» Your goal: Spot each line in the records below where the word "Rich" occurs, then copy it.

» Data records:
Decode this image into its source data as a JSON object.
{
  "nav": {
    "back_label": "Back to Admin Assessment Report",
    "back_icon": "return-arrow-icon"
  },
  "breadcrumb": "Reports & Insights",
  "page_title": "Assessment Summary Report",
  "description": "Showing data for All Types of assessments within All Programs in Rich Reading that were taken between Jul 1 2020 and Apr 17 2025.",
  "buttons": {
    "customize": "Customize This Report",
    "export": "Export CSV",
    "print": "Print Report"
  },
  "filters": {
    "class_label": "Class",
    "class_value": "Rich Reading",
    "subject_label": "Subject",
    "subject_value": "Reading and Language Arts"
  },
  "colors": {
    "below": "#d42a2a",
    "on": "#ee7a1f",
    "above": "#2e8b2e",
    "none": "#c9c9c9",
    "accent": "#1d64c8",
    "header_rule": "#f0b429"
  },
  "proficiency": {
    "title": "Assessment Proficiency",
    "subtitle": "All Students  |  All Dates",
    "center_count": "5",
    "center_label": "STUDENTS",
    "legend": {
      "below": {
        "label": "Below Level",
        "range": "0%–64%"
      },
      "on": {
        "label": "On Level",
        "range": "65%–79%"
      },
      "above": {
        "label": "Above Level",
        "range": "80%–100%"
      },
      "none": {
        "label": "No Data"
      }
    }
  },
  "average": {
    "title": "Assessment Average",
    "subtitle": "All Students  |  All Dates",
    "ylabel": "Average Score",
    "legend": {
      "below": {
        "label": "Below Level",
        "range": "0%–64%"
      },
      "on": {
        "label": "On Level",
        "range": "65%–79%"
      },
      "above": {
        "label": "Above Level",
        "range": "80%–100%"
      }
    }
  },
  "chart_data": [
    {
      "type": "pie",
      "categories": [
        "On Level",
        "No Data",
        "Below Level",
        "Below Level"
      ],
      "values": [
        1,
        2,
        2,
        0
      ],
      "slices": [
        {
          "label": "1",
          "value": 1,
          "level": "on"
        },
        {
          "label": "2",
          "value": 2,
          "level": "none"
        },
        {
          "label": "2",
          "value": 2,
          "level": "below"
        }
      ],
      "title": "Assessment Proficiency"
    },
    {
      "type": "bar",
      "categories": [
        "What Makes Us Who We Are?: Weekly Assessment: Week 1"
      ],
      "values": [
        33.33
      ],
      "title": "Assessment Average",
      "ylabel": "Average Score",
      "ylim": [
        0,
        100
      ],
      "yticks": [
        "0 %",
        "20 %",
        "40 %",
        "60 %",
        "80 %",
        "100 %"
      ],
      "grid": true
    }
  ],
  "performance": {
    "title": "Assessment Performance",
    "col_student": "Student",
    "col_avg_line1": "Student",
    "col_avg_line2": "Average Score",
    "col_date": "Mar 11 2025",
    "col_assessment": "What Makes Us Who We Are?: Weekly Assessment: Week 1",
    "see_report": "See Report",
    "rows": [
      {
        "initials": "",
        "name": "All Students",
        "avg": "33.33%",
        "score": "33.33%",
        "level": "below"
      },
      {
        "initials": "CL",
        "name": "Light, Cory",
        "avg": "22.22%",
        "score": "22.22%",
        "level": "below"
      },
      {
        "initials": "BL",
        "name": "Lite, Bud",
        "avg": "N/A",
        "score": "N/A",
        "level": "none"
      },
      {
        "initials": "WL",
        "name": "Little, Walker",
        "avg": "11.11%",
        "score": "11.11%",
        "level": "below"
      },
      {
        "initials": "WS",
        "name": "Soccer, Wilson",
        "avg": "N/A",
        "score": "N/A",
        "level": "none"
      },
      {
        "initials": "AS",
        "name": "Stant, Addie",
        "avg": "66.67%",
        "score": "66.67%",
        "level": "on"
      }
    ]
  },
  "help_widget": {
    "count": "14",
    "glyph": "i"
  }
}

...

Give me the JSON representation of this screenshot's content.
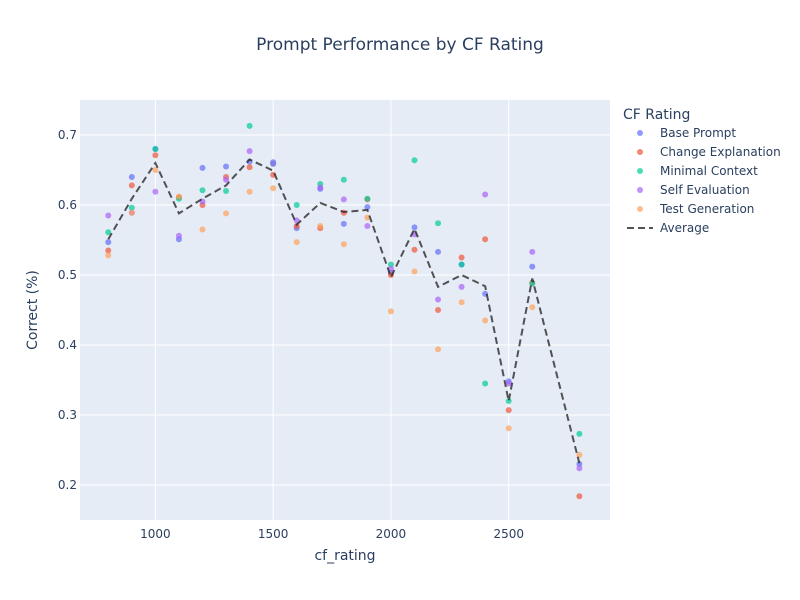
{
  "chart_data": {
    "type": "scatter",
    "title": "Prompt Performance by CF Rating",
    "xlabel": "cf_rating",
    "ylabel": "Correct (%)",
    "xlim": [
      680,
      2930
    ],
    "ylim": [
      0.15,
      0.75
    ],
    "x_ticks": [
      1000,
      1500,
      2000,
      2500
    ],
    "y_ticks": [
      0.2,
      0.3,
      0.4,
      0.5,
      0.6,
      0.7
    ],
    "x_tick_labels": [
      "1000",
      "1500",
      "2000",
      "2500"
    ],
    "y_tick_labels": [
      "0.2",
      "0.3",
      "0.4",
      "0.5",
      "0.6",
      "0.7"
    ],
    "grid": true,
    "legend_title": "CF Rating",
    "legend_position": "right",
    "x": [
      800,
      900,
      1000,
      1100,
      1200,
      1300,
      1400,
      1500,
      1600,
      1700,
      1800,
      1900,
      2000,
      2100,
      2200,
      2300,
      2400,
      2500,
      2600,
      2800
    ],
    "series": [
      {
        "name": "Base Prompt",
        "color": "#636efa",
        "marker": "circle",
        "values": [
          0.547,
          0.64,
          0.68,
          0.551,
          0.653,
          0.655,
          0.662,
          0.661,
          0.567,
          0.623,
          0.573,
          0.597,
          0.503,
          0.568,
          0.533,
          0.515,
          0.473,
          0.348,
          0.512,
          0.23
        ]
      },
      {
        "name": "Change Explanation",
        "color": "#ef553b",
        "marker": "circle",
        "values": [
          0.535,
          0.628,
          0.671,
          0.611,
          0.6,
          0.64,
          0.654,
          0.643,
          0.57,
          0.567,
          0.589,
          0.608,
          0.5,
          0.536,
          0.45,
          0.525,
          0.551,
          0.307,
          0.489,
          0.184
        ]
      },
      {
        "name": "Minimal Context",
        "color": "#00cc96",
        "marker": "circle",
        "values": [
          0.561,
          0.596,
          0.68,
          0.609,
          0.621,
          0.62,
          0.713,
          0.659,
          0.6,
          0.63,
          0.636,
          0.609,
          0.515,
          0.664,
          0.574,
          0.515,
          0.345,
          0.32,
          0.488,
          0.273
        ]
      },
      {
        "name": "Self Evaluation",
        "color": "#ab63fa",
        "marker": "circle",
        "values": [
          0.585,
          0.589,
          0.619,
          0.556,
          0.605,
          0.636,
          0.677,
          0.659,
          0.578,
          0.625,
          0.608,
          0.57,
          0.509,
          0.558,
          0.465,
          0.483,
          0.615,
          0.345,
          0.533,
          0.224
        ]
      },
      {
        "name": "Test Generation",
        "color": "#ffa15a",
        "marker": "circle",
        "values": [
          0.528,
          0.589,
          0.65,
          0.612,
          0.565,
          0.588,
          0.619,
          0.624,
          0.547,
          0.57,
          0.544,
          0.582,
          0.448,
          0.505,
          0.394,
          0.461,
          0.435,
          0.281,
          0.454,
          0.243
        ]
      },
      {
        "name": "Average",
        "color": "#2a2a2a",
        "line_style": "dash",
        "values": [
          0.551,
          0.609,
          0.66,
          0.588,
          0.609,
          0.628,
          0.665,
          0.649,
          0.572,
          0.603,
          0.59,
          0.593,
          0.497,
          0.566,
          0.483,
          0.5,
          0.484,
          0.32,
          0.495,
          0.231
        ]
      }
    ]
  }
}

...

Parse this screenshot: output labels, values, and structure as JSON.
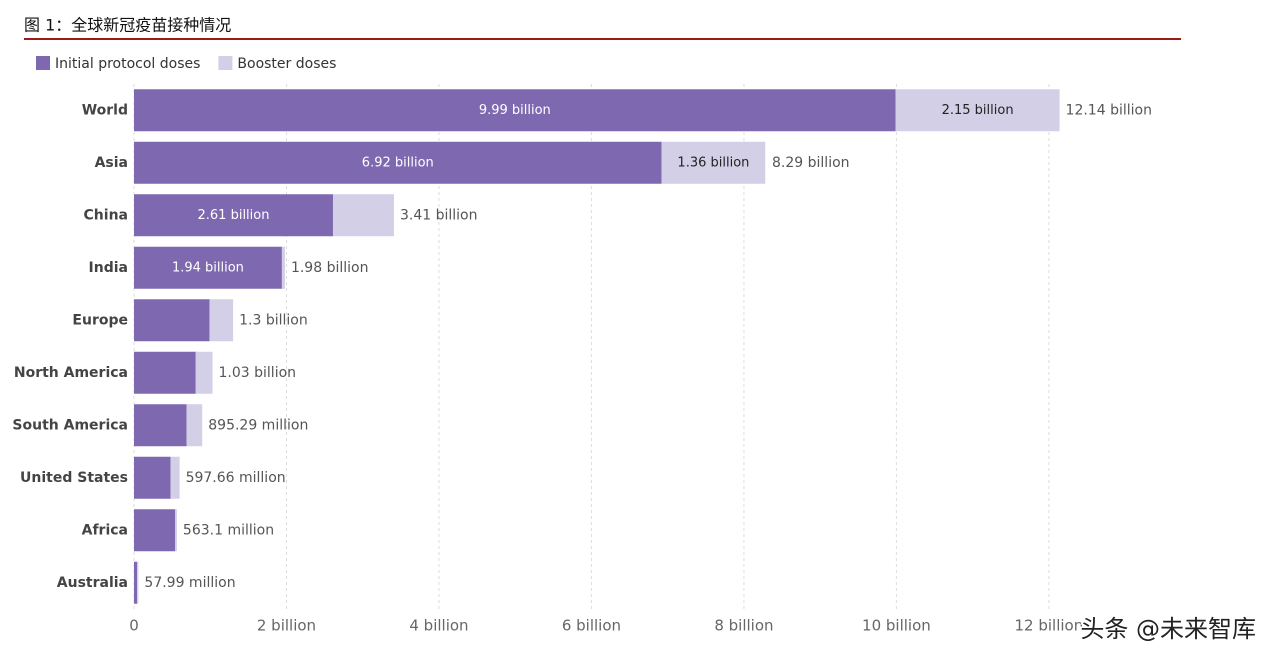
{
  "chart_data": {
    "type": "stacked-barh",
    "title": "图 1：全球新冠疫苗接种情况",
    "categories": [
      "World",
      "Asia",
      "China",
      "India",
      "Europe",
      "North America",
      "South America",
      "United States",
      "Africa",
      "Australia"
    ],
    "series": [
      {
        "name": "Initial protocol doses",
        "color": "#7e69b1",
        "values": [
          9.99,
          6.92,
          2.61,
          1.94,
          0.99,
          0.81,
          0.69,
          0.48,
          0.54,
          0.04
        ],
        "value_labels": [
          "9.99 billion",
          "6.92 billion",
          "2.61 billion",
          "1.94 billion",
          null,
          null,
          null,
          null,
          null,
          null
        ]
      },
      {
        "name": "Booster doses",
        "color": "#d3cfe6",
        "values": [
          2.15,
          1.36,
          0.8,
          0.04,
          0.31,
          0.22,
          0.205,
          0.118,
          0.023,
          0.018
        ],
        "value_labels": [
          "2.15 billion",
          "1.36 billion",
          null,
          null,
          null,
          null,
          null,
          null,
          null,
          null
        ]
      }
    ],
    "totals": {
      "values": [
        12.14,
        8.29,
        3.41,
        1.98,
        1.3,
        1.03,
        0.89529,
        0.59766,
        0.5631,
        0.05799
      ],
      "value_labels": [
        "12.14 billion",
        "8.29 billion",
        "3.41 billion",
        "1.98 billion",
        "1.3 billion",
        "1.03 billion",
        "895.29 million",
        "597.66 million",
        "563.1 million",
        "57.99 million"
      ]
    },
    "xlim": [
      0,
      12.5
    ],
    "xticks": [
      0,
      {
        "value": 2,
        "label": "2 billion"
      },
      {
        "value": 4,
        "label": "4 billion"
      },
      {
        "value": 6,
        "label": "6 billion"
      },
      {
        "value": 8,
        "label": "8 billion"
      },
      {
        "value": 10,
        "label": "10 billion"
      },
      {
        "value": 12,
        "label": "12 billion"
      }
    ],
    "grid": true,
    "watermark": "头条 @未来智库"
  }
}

» Expected answer:
  "description": "Showing data for All Types of assessments within All Programs in Rich Reading that were taken between Jul 1 2020 and Apr 17 2025.",
    "class_value": "Rich Reading",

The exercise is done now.